*Task to carry out*
Repeat the records verbatim and leave the pictures out of your copy.
"""
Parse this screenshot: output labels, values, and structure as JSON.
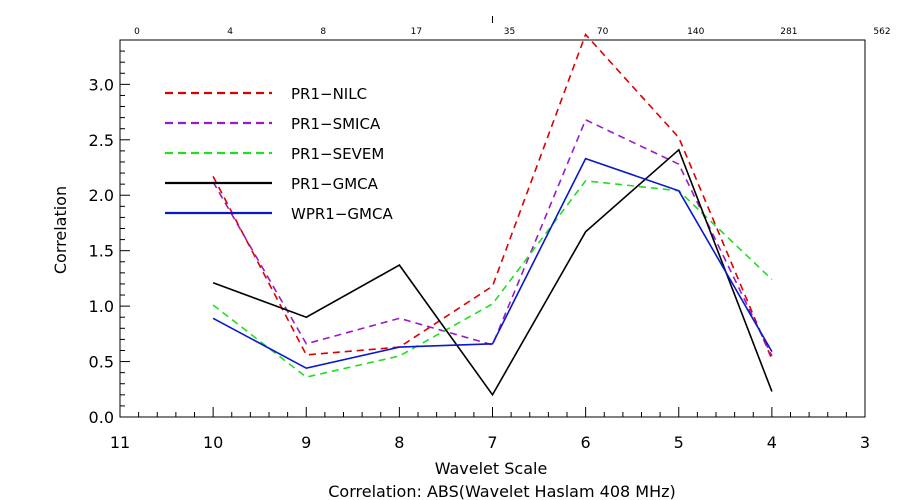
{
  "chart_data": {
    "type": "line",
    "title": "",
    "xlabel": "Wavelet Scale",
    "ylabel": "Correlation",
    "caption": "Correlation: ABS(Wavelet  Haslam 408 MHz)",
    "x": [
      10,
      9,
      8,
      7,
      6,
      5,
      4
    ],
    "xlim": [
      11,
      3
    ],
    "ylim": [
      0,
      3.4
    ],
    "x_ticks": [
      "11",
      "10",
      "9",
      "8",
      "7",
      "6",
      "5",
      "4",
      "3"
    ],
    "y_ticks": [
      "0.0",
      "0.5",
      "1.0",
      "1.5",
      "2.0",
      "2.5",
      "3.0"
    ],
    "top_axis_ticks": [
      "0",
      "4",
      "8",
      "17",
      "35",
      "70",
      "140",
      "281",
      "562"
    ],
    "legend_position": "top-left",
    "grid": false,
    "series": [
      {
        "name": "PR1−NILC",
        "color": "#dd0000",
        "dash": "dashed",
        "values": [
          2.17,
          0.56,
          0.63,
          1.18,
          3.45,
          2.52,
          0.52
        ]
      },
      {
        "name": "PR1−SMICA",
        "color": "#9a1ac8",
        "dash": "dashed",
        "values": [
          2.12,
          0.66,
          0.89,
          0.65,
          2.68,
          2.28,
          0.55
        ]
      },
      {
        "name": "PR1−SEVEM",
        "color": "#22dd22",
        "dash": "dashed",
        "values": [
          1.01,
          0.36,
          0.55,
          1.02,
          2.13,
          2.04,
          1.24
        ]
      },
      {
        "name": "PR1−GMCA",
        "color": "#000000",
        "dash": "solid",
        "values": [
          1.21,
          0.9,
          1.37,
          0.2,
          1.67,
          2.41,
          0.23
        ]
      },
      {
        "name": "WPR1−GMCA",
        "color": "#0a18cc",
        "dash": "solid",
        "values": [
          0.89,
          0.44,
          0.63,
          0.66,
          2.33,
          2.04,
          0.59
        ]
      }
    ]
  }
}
"""
*Written response*
Parse this screenshot: output labels, values, and structure as JSON.
{
  "chart_data": {
    "type": "line",
    "title": "",
    "xlabel": "Wavelet Scale",
    "ylabel": "Correlation",
    "caption": "Correlation: ABS(Wavelet  Haslam 408 MHz)",
    "x": [
      10,
      9,
      8,
      7,
      6,
      5,
      4
    ],
    "xlim": [
      11,
      3
    ],
    "ylim": [
      0,
      3.4
    ],
    "x_ticks": [
      "11",
      "10",
      "9",
      "8",
      "7",
      "6",
      "5",
      "4",
      "3"
    ],
    "y_ticks": [
      "0.0",
      "0.5",
      "1.0",
      "1.5",
      "2.0",
      "2.5",
      "3.0"
    ],
    "top_axis_ticks": [
      "0",
      "4",
      "8",
      "17",
      "35",
      "70",
      "140",
      "281",
      "562"
    ],
    "legend_position": "top-left",
    "grid": false,
    "series": [
      {
        "name": "PR1−NILC",
        "color": "#dd0000",
        "dash": "dashed",
        "values": [
          2.17,
          0.56,
          0.63,
          1.18,
          3.45,
          2.52,
          0.52
        ]
      },
      {
        "name": "PR1−SMICA",
        "color": "#9a1ac8",
        "dash": "dashed",
        "values": [
          2.12,
          0.66,
          0.89,
          0.65,
          2.68,
          2.28,
          0.55
        ]
      },
      {
        "name": "PR1−SEVEM",
        "color": "#22dd22",
        "dash": "dashed",
        "values": [
          1.01,
          0.36,
          0.55,
          1.02,
          2.13,
          2.04,
          1.24
        ]
      },
      {
        "name": "PR1−GMCA",
        "color": "#000000",
        "dash": "solid",
        "values": [
          1.21,
          0.9,
          1.37,
          0.2,
          1.67,
          2.41,
          0.23
        ]
      },
      {
        "name": "WPR1−GMCA",
        "color": "#0a18cc",
        "dash": "solid",
        "values": [
          0.89,
          0.44,
          0.63,
          0.66,
          2.33,
          2.04,
          0.59
        ]
      }
    ]
  }
}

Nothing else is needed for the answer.